▶ **PAGE EXTRACT**:
Water Resources Reform and Development Act

The Water Resources Reform and Development Act of 2013 (H.R. 3080) is a water resources bill that would authorize the United States Army Corps of Engineers to do various water related projects, such as improvements to ports or flood protection. It was introduced into the United States House of Representatives during the 113th United States Congress.

Background

Typically, water resource bills are passed every few years, but one has not passed since 2007. One reason no other water bill has passed since 2007 is that there have been controversies about the bill’s use of earmarks to fund specific projects.

Provisions of the bill

The bill contains reforms intended to speed up “project delivery by eliminating duplicative studies and requiring concurrent reviews, and streamlining environmental reviews.” It also deauthorizes $12 billion worth of projects that have not been active over the last five years. The bill would also allow non-federal organizations and groups to provide funding for projects. If passed, the bill would set up a Congressional review process for approving projects, instead of letting the Army Corps of Engineers make all decisions about which project to pursue.

▶ **DATASET**:
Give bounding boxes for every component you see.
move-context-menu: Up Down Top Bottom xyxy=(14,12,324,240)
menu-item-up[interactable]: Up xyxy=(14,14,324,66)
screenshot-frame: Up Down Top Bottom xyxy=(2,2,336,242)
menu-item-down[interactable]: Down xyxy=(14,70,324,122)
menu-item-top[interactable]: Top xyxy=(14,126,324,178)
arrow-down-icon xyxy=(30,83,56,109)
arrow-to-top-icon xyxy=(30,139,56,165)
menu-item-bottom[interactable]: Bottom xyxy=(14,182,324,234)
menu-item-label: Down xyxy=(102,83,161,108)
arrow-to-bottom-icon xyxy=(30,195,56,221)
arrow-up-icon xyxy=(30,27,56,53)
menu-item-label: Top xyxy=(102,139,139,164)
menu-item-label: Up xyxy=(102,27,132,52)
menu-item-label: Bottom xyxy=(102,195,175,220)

▶ **TO DO**:
According to the text above on the Water Resources Reform and Development Act, why has no water resources bill passed since 2007? Answer in one to three sentences.

▶ **OUTPUT FOR THIS TASK**:
One reason is that there have been controversies about the bill's use of earmarks to fund specific projects. This has happened even though such bills are typically passed every few years.